◆ **Task to complete**: Lines containing the word "Bäumges" are the ones to copy from the records below.
-------- Records for processing --------
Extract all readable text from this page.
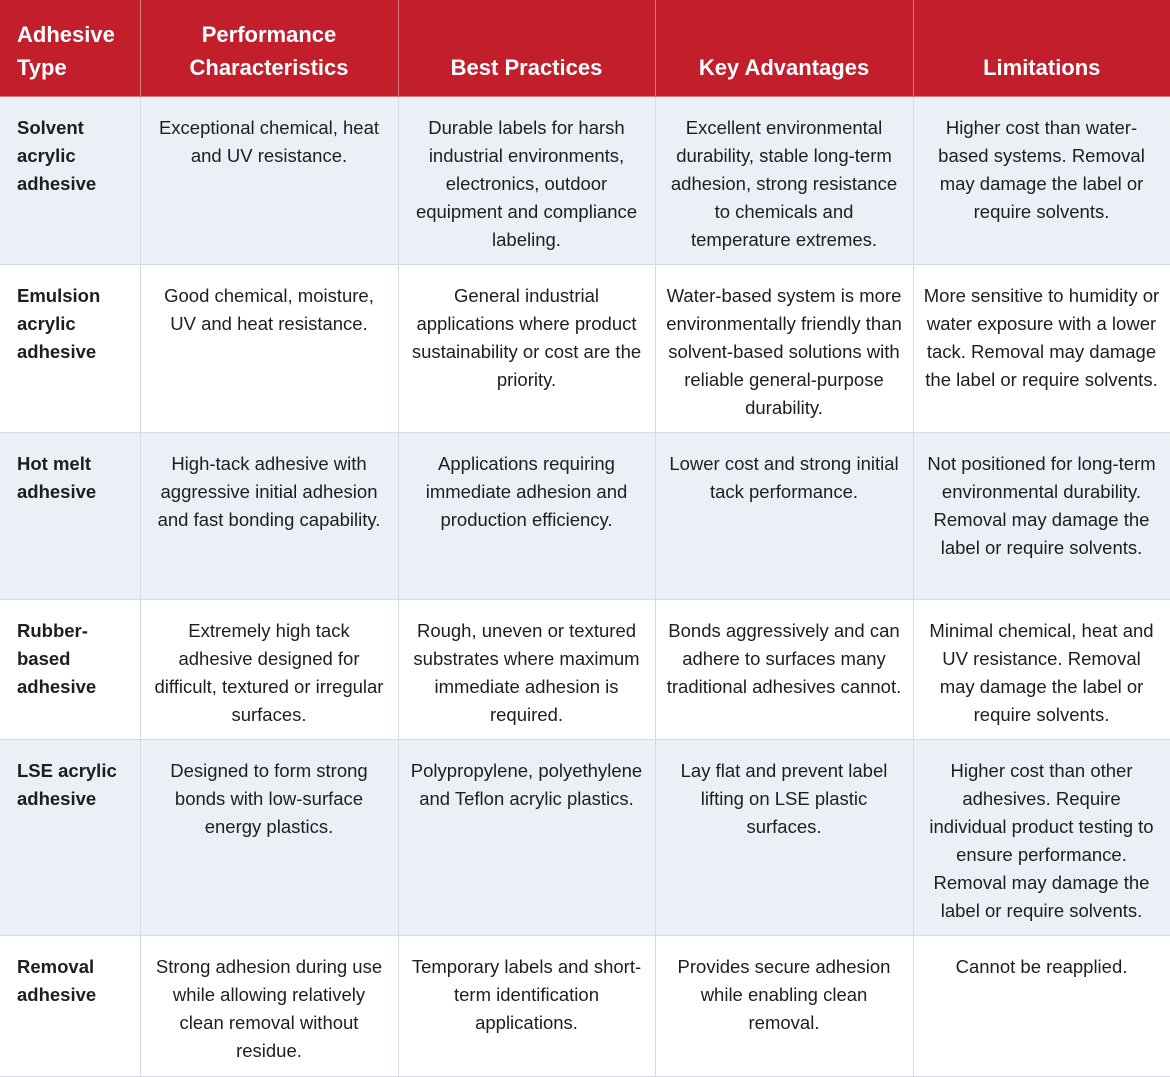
Adhesive Type	Performance Characteristics	Best Practices	Key Advantages	Limitations
Solvent acrylic adhesive	Exceptional chemical, heat and UV resistance.	Durable labels for harsh industrial environments, electronics, outdoor equipment and compliance labeling.	Excellent environmental durability, stable long-term adhesion, strong resistance to chemicals and temperature extremes.	Higher cost than water-based systems. Removal may damage the label or require solvents.
Emulsion acrylic adhesive	Good chemical, moisture, UV and heat resistance.	General industrial applications where product sustainability or cost are the priority.	Water-based system is more environmentally friendly than solvent-based solutions with reliable general-purpose durability.	More sensitive to humidity or water exposure with a lower tack. Removal may damage the label or require solvents.
Hot melt adhesive	High-tack adhesive with aggressive initial adhesion and fast bonding capability.	Applications requiring immediate adhesion and production efficiency.	Lower cost and strong initial tack performance.	Not positioned for long-term environmental durability. Removal may damage the label or require solvents.
Rubber-based adhesive	Extremely high tack adhesive designed for difficult, textured or irregular surfaces.	Rough, uneven or textured substrates where maximum immediate adhesion is required.	Bonds aggressively and can adhere to surfaces many traditional adhesives cannot.	Minimal chemical, heat and UV resistance. Removal may damage the label or require solvents.
LSE acrylic adhesive	Designed to form strong bonds with low-surface energy plastics.	Polypropylene, polyethylene and Teflon acrylic plastics.	Lay flat and prevent label lifting on LSE plastic surfaces.	Higher cost than other adhesives. Require individual product testing to ensure performance. Removal may damage the label or require solvents.
Removal adhesive	Strong adhesion during use while allowing relatively clean removal without residue.	Temporary labels and short-term identification applications.	Provides secure adhesion while enabling clean removal.	Cannot be reapplied.
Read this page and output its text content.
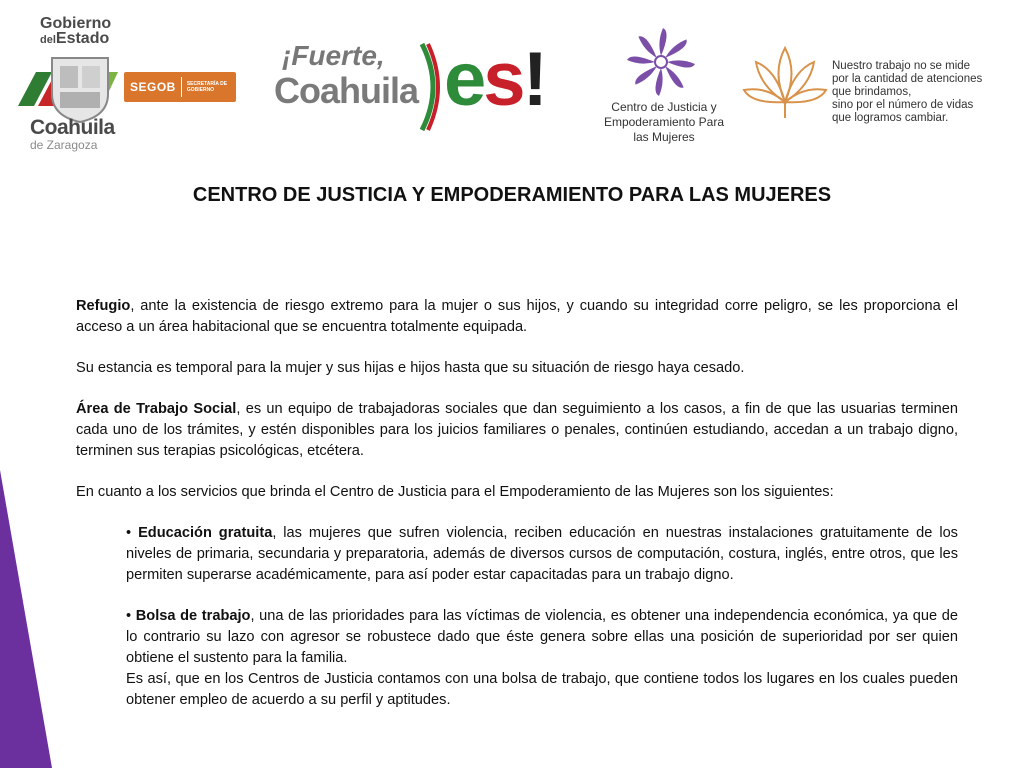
Gobierno
delEstado
SEGOB SECRETARÍA DE GOBIERNO
Coahuila
de Zaragoza
¡Fuerte,
Coahuila es!	Centro de Justicia y Empoderamiento Para las Mujeres
Nuestro trabajo no se mide
por la cantidad de atenciones
que brindamos,
sino por el número de vidas
que logramos cambiar.
CENTRO DE JUSTICIA Y EMPODERAMIENTO PARA LAS MUJERES

Refugio, ante la existencia de riesgo extremo para la mujer o sus hijos, y cuando su integridad corre peligro, se les proporciona el acceso a un área habitacional que se encuentra totalmente equipada.

Su estancia es temporal para la mujer y sus hijas e hijos hasta que su situación de riesgo haya cesado.

Área de Trabajo Social, es un equipo de trabajadoras sociales que dan seguimiento a los casos, a fin de que las usuarias terminen cada uno de los trámites, y estén disponibles para los juicios familiares o penales, continúen estudiando, accedan a un trabajo digno, terminen sus terapias psicológicas, etcétera.

En cuanto a los servicios que brinda el Centro de Justicia para el Empoderamiento de las Mujeres son los siguientes:

• Educación gratuita, las mujeres que sufren violencia, reciben educación en nuestras instalaciones gratuitamente de los niveles de primaria, secundaria y preparatoria, además de diversos cursos de computación, costura, inglés, entre otros, que les permiten superarse académicamente, para así poder estar capacitadas para un trabajo digno.

• Bolsa de trabajo, una de las prioridades para las víctimas de violencia, es obtener una independencia económica, ya que de lo contrario su lazo con agresor se robustece dado que éste genera sobre ellas una posición de superioridad por ser quien obtiene el sustento para la familia.

Es así, que en los Centros de Justicia contamos con una bolsa de trabajo, que contiene todos los lugares en los cuales pueden obtener empleo de acuerdo a su perfil y aptitudes.
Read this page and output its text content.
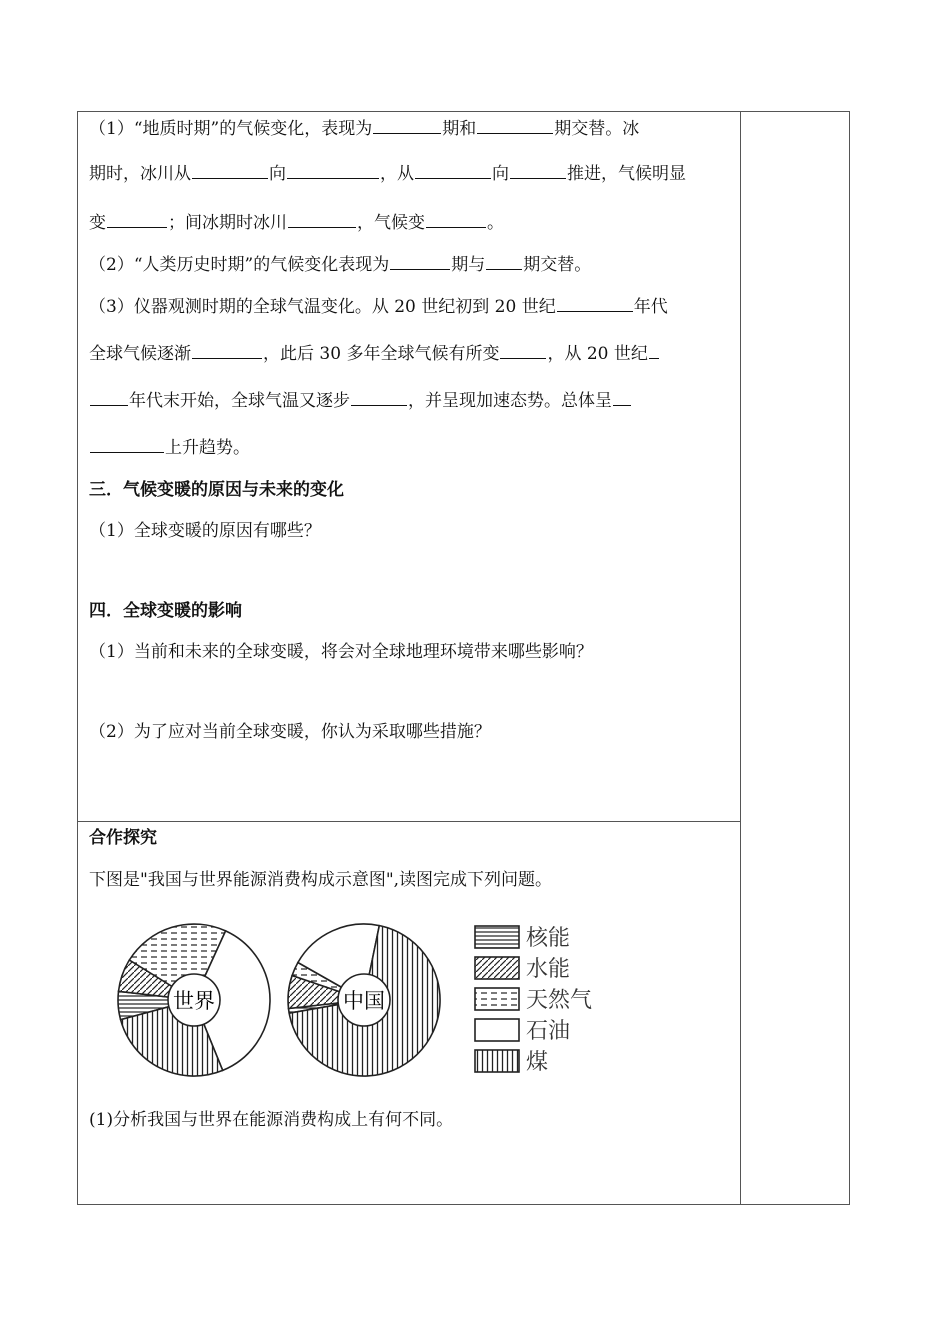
（1）“地质时期”的气候变化，表现为	期和	期交替。冰
期时，冰川从	向	，从	向	推进，气候明显
变	；间冰期时冰川	，气候变	。
（2）“人类历史时期”的气候变化表现为	期与 期交替。
（3）仪器观测时期的全球气温变化。从 20 世纪初到 20 世纪	年代
全球气候逐渐	，此后 30 多年全球气候有所变	，从 20 世纪
年代末开始，全球气温又逐步	，并呈现加速态势。总体呈
上升趋势。
三．气候变暖的原因与未来的变化
（1）全球变暖的原因有哪些？
四．全球变暖的影响
（1）当前和未来的全球变暖，将会对全球地理环境带来哪些影响？
（2）为了应对当前全球变暖，你认为采取哪些措施？
合作探究
下图是"我国与世界能源消费构成示意图",读图完成下列问题。
世界	中国
核能
水能
天然气
石油
煤
(1)分析我国与世界在能源消费构成上有何不同。
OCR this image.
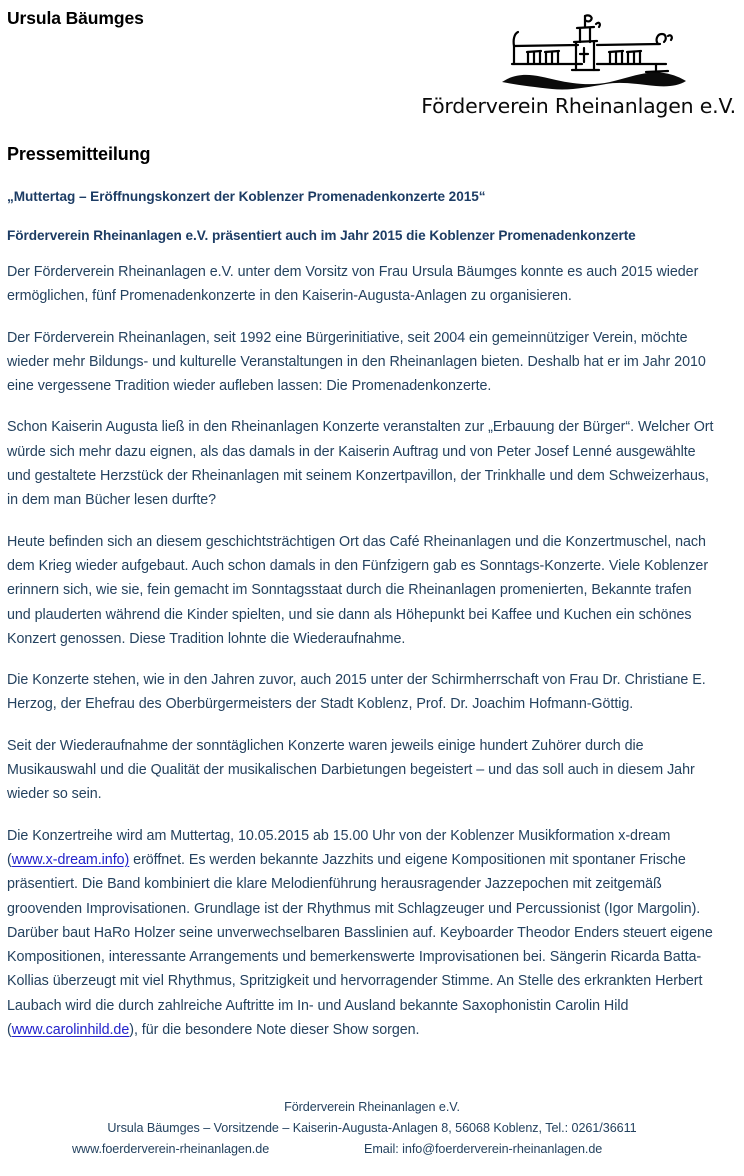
Ursula Bäumges
Förderverein Rheinanlagen e.V.
Pressemitteilung
„Muttertag – Eröffnungskonzert der Koblenzer Promenadenkonzerte 2015“
Förderverein Rheinanlagen e.V. präsentiert auch im Jahr 2015 die Koblenzer Promenadenkonzerte

Der Förderverein Rheinanlagen e.V. unter dem Vorsitz von Frau Ursula Bäumges konnte es auch 2015 wieder ermöglichen, fünf Promenadenkonzerte in den Kaiserin-Augusta-Anlagen zu organisieren.

Der Förderverein Rheinanlagen, seit 1992 eine Bürgerinitiative, seit 2004 ein gemeinnütziger Verein, möchte wieder mehr Bildungs- und kulturelle Veranstaltungen in den Rheinanlagen bieten. Deshalb hat er im Jahr 2010 eine vergessene Tradition wieder aufleben lassen: Die Promenadenkonzerte.

Schon Kaiserin Augusta ließ in den Rheinanlagen Konzerte veranstalten zur „Erbauung der Bürger“. Welcher Ort würde sich mehr dazu eignen, als das damals in der Kaiserin Auftrag und von Peter Josef Lenné ausgewählte und gestaltete Herzstück der Rheinanlagen mit seinem Konzertpavillon, der Trinkhalle und dem Schweizerhaus, in dem man Bücher lesen durfte?

Heute befinden sich an diesem geschichtsträchtigen Ort das Café Rheinanlagen und die Konzertmuschel, nach dem Krieg wieder aufgebaut. Auch schon damals in den Fünfzigern gab es Sonntags-Konzerte. Viele Koblenzer erinnern sich, wie sie, fein gemacht im Sonntagsstaat durch die Rheinanlagen promenierten, Bekannte trafen und plauderten während die Kinder spielten, und sie dann als Höhepunkt bei Kaffee und Kuchen ein schönes Konzert genossen. Diese Tradition lohnte die Wiederaufnahme.

Die Konzerte stehen, wie in den Jahren zuvor, auch 2015 unter der Schirmherrschaft von Frau Dr. Christiane E. Herzog, der Ehefrau des Oberbürgermeisters der Stadt Koblenz, Prof. Dr. Joachim Hofmann-Göttig.

Seit der Wiederaufnahme der sonntäglichen Konzerte waren jeweils einige hundert Zuhörer durch die Musikauswahl und die Qualität der musikalischen Darbietungen begeistert – und das soll auch in diesem Jahr wieder so sein.

Die Konzertreihe wird am Muttertag, 10.05.2015 ab 15.00 Uhr von der Koblenzer Musikformation x-dream (www.x-dream.info) eröffnet. Es werden bekannte Jazzhits und eigene Kompositionen mit spontaner Frische präsentiert. Die Band kombiniert die klare Melodienführung herausragender Jazzepochen mit zeitgemäß groovenden Improvisationen. Grundlage ist der Rhythmus mit Schlagzeuger und Percussionist (Igor Margolin). Darüber baut HaRo Holzer seine unverwechselbaren Basslinien auf. Keyboarder Theodor Enders steuert eigene Kompositionen, interessante Arrangements und bemerkenswerte Improvisationen bei. Sängerin Ricarda Batta-Kollias überzeugt mit viel Rhythmus, Spritzigkeit und hervorragender Stimme. An Stelle des erkrankten Herbert Laubach wird die durch zahlreiche Auftritte im In- und Ausland bekannte Saxophonistin Carolin Hild (www.carolinhild.de), für die besondere Note dieser Show sorgen.

Förderverein Rheinanlagen e.V.
Ursula Bäumges – Vorsitzende – Kaiserin-Augusta-Anlagen 8, 56068 Koblenz, Tel.: 0261/36611
www.foerderverein-rheinanlagen.de	Email: info@foerderverein-rheinanlagen.de
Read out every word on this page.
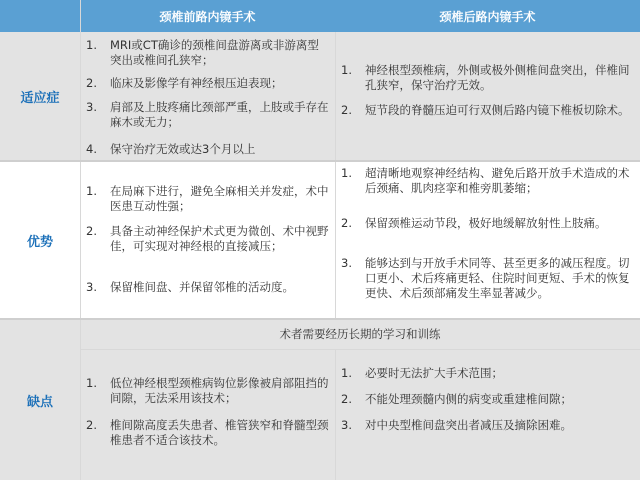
颈椎前路内镜手术	颈椎后路内镜手术
适应症
1. MRI或CT确诊的颈椎间盘游离或非游离型突出或椎间孔狭窄；
2. 临床及影像学有神经根压迫表现；
3. 肩部及上肢疼痛比颈部严重，上肢或手存在麻木或无力；
4. 保守治疗无效或达3个月以上
1. 神经根型颈椎病，外侧或极外侧椎间盘突出，伴椎间孔狭窄，保守治疗无效。
2. 短节段的脊髓压迫可行双侧后路内镜下椎板切除术。
优势
1. 在局麻下进行，避免全麻相关并发症，术中医患互动性强；
2. 具备主动神经保护术式更为微创、术中视野佳，可实现对神经根的直接减压；
3. 保留椎间盘、并保留邻椎的活动度。
1. 超清晰地观察神经结构、避免后路开放手术造成的术后颈痛、肌肉痉挛和椎旁肌萎缩；
2. 保留颈椎运动节段，极好地缓解放射性上肢痛。
3. 能够达到与开放手术同等、甚至更多的减压程度。切口更小、术后疼痛更轻、住院时间更短、手术的恢复更快、术后颈部痛发生率显著减少。
缺点
术者需要经历长期的学习和训练
1. 低位神经根型颈椎病钩位影像被肩部阻挡的间隙，无法采用该技术；
2. 椎间隙高度丢失患者、椎管狭窄和脊髓型颈椎患者不适合该技术。
1. 必要时无法扩大手术范围；
2. 不能处理颈髓内侧的病变或重建椎间隙；
3. 对中央型椎间盘突出者减压及摘除困难。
--------
◆ **Answer for the task**:
Ursula Bäumges
Der Förderverein Rheinanlagen e.V. unter dem Vorsitz von Frau Ursula Bäumges konnte es auch 2015 wieder ermöglichen, fünf Promenadenkonzerte in den Kaiserin-Augusta-Anlagen zu organisieren.
Ursula Bäumges – Vorsitzende – Kaiserin-Augusta-Anlagen 8, 56068 Koblenz, Tel.: 0261/36611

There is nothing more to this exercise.